■ Goal of the exercise
Each entry must be written out again exactly as it stands.

Input data Start Marker

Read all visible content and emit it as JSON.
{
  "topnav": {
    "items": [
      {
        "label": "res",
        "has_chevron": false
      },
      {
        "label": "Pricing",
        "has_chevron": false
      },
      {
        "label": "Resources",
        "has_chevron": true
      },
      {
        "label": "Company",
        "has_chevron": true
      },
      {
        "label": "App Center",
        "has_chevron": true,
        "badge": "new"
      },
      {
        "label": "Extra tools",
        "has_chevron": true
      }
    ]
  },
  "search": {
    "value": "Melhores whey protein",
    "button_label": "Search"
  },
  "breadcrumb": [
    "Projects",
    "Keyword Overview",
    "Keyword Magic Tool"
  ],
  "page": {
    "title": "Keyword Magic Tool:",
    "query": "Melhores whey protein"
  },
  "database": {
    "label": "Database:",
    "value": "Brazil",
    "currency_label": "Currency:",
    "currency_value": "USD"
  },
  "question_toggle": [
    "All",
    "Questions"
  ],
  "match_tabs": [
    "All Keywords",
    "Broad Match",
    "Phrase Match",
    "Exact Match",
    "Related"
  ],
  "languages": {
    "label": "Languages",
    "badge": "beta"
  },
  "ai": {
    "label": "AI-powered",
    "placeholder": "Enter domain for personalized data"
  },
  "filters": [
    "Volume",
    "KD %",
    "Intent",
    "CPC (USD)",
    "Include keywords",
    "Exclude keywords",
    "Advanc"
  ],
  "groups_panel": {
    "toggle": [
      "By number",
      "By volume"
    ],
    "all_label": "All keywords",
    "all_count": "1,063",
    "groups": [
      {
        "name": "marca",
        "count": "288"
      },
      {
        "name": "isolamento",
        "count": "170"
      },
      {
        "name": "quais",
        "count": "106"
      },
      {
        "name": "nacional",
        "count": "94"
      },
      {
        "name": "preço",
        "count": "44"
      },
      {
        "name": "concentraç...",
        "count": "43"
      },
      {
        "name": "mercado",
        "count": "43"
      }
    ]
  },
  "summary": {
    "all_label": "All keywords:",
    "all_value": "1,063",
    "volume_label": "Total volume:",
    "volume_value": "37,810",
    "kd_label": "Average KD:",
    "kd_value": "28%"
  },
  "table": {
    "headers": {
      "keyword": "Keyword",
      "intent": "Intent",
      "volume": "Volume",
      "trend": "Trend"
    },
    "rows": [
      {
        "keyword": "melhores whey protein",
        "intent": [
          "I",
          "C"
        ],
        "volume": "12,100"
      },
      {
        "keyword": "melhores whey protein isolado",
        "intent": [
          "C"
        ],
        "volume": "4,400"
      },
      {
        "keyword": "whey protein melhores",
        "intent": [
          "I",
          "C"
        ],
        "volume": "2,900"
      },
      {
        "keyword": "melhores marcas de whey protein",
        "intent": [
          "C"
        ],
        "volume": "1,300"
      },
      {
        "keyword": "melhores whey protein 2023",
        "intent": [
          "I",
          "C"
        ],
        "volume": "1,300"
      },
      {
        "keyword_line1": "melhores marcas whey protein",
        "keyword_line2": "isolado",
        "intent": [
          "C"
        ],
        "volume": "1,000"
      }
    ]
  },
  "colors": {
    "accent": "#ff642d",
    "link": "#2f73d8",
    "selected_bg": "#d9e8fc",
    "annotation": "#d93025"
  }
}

Input data End Marker

■ Response area
Read all visible content and emit it as JSON.
{
  "topnav": {
    "items": [
      {
        "label": "res",
        "has_chevron": false
      },
      {
        "label": "Pricing",
        "has_chevron": false
      },
      {
        "label": "Resources",
        "has_chevron": true
      },
      {
        "label": "Company",
        "has_chevron": true
      },
      {
        "label": "App Center",
        "has_chevron": true,
        "badge": "new"
      },
      {
        "label": "Extra tools",
        "has_chevron": true
      }
    ]
  },
  "search": {
    "value": "Melhores whey protein",
    "button_label": "Search"
  },
  "breadcrumb": [
    "Projects",
    "Keyword Overview",
    "Keyword Magic Tool"
  ],
  "page": {
    "title": "Keyword Magic Tool:",
    "query": "Melhores whey protein"
  },
  "database": {
    "label": "Database:",
    "value": "Brazil",
    "currency_label": "Currency:",
    "currency_value": "USD"
  },
  "question_toggle": [
    "All",
    "Questions"
  ],
  "match_tabs": [
    "All Keywords",
    "Broad Match",
    "Phrase Match",
    "Exact Match",
    "Related"
  ],
  "languages": {
    "label": "Languages",
    "badge": "beta"
  },
  "ai": {
    "label": "AI-powered",
    "placeholder": "Enter domain for personalized data"
  },
  "filters": [
    "Volume",
    "KD %",
    "Intent",
    "CPC (USD)",
    "Include keywords",
    "Exclude keywords",
    "Advanc"
  ],
  "groups_panel": {
    "toggle": [
      "By number",
      "By volume"
    ],
    "all_label": "All keywords",
    "all_count": "1,063",
    "groups": [
      {
        "name": "marca",
        "count": "288"
      },
      {
        "name": "isolamento",
        "count": "170"
      },
      {
        "name": "quais",
        "count": "106"
      },
      {
        "name": "nacional",
        "count": "94"
      },
      {
        "name": "preço",
        "count": "44"
      },
      {
        "name": "concentraç...",
        "count": "43"
      },
      {
        "name": "mercado",
        "count": "43"
      }
    ]
  },
  "summary": {
    "all_label": "All keywords:",
    "all_value": "1,063",
    "volume_label": "Total volume:",
    "volume_value": "37,810",
    "kd_label": "Average KD:",
    "kd_value": "28%"
  },
  "table": {
    "headers": {
      "keyword": "Keyword",
      "intent": "Intent",
      "volume": "Volume",
      "trend": "Trend"
    },
    "rows": [
      {
        "keyword": "melhores whey protein",
        "intent": [
          "I",
          "C"
        ],
        "volume": "12,100"
      },
      {
        "keyword": "melhores whey protein isolado",
        "intent": [
          "C"
        ],
        "volume": "4,400"
      },
      {
        "keyword": "whey protein melhores",
        "intent": [
          "I",
          "C"
        ],
        "volume": "2,900"
      },
      {
        "keyword": "melhores marcas de whey protein",
        "intent": [
          "C"
        ],
        "volume": "1,300"
      },
      {
        "keyword": "melhores whey protein 2023",
        "intent": [
          "I",
          "C"
        ],
        "volume": "1,300"
      },
      {
        "keyword_line1": "melhores marcas whey protein",
        "keyword_line2": "isolado",
        "intent": [
          "C"
        ],
        "volume": "1,000"
      }
    ]
  },
  "colors": {
    "accent": "#ff642d",
    "link": "#2f73d8",
    "selected_bg": "#d9e8fc",
    "annotation": "#d93025"
  }
}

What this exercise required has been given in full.